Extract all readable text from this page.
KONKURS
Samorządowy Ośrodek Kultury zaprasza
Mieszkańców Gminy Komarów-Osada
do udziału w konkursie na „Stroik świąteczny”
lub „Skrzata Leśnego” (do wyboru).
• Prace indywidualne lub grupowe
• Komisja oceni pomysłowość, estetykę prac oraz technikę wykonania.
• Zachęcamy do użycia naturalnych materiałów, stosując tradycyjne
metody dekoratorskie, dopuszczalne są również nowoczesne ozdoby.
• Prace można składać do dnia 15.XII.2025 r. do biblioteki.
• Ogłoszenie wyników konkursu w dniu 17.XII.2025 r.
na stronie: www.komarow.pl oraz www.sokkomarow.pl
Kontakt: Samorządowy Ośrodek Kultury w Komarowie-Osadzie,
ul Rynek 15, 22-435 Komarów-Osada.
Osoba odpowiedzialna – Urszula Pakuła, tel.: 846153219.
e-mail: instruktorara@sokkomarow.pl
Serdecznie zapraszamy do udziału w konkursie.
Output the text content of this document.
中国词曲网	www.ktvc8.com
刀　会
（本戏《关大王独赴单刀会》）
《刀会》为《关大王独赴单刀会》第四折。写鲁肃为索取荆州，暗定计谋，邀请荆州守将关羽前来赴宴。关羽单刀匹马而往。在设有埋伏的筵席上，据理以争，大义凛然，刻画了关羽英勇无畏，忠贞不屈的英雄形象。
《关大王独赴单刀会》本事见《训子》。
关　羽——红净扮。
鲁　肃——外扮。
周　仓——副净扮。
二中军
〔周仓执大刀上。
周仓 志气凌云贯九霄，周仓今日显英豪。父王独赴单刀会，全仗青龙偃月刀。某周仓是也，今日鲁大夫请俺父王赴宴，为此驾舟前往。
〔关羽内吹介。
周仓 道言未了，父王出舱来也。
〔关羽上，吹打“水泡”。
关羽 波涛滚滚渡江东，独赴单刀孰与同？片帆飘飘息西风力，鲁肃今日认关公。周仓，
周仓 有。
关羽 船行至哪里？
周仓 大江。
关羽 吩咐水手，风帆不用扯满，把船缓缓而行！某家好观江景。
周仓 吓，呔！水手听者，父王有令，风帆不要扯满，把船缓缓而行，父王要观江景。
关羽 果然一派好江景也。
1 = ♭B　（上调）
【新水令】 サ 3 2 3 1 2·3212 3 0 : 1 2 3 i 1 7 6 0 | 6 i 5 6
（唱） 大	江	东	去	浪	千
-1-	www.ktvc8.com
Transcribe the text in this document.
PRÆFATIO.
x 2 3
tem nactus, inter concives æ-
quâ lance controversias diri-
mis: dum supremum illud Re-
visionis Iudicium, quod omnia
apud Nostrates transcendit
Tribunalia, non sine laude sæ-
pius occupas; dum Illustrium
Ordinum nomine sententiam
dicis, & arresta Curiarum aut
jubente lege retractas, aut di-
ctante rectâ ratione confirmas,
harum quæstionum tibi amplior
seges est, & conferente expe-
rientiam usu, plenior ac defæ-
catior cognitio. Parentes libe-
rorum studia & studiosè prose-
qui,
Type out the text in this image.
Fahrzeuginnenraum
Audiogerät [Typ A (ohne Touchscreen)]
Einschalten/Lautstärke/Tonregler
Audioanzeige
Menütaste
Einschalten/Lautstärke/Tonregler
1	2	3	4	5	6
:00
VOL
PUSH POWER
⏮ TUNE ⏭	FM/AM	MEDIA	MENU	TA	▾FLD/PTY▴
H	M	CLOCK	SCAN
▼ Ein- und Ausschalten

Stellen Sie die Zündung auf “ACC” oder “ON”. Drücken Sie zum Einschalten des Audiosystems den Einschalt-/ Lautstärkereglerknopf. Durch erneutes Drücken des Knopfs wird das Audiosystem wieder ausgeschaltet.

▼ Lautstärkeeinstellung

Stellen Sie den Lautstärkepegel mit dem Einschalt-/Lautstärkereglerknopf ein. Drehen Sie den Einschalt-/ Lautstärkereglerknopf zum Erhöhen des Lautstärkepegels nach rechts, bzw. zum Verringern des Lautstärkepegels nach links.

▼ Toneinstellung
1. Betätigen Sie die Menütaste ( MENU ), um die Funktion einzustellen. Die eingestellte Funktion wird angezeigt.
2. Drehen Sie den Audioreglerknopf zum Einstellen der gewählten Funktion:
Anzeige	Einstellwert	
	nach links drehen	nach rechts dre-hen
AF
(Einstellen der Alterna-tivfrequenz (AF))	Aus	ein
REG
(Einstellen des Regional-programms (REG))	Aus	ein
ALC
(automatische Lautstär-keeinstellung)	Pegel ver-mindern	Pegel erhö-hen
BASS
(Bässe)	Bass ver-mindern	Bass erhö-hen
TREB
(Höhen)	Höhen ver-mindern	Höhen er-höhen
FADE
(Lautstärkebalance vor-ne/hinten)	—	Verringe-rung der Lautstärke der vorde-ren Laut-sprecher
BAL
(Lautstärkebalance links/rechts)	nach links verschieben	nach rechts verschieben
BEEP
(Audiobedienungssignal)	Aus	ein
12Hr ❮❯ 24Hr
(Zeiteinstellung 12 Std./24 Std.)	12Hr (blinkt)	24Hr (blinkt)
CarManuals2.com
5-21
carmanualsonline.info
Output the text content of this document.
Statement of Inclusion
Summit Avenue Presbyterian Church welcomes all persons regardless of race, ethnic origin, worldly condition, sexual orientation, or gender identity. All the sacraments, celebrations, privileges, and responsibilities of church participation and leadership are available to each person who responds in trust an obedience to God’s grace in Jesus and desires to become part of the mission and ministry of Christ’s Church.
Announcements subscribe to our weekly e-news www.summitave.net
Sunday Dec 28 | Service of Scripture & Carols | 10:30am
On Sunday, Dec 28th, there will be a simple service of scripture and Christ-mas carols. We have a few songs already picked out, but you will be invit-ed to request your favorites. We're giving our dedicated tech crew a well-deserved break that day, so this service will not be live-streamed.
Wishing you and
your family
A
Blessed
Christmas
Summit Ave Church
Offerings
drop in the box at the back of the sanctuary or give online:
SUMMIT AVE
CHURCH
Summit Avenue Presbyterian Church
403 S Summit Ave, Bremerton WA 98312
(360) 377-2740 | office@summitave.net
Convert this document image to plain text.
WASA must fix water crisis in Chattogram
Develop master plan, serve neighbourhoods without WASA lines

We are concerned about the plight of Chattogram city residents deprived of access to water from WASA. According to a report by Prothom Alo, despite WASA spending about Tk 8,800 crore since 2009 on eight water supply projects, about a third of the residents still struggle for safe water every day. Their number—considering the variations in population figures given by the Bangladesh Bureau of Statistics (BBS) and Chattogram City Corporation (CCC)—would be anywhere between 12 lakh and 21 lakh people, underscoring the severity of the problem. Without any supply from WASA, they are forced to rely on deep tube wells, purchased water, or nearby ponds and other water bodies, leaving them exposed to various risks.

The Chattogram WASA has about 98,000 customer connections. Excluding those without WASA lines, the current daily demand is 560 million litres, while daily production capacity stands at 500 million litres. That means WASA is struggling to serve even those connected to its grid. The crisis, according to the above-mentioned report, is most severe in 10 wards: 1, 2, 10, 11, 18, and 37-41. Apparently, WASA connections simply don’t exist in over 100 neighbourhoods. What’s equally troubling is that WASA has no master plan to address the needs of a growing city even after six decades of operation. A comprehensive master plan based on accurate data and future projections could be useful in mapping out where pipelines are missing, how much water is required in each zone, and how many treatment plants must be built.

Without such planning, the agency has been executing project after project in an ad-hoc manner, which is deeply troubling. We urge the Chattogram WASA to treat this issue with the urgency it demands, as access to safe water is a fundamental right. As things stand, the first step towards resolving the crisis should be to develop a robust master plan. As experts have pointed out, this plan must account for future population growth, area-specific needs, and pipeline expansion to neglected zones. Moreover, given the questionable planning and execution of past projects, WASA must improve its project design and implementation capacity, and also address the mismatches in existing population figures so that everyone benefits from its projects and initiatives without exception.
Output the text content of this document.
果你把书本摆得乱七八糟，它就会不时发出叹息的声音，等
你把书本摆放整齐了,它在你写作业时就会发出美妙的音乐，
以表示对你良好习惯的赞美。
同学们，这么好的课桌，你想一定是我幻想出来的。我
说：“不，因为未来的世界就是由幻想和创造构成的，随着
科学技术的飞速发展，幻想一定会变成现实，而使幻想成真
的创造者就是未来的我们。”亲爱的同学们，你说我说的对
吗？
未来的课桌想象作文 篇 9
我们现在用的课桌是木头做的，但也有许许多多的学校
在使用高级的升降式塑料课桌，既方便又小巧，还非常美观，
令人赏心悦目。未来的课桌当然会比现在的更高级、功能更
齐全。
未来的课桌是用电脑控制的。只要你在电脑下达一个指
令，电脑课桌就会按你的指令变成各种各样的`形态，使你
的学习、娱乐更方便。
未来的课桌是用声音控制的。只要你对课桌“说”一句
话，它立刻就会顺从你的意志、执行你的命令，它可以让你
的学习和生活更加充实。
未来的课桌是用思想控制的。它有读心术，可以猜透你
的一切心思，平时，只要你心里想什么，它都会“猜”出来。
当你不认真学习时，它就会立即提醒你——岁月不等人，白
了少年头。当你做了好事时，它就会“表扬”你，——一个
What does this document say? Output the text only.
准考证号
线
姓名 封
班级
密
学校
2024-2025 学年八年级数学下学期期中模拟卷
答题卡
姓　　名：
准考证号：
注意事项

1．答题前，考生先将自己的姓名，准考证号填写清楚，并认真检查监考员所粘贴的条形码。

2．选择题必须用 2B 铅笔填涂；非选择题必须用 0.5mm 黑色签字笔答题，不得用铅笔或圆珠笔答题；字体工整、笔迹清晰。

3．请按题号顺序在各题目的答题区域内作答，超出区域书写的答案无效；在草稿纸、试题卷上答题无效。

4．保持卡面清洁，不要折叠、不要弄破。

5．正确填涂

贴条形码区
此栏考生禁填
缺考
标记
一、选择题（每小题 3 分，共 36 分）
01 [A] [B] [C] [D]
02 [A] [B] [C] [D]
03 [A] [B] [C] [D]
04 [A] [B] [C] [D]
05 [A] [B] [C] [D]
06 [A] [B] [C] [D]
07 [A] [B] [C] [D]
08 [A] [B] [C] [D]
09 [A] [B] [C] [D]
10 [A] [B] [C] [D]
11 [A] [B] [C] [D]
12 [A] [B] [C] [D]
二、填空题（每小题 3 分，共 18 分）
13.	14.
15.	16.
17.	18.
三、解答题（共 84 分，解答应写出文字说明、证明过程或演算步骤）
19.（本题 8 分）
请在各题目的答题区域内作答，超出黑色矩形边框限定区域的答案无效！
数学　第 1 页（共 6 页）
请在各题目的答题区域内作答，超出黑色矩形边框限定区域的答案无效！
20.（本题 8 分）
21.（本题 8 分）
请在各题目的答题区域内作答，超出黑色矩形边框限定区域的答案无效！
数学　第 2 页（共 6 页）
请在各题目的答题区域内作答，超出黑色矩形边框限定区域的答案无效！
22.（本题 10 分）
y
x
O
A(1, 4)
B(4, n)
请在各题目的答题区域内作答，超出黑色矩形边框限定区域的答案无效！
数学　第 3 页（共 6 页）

- [Challenge] Wherever the string "Osada" appears in the entries above, list that line.

- [The answer]
Mieszkańców Gminy Komarów-Osada
ul Rynek 15, 22-435 Komarów-Osada.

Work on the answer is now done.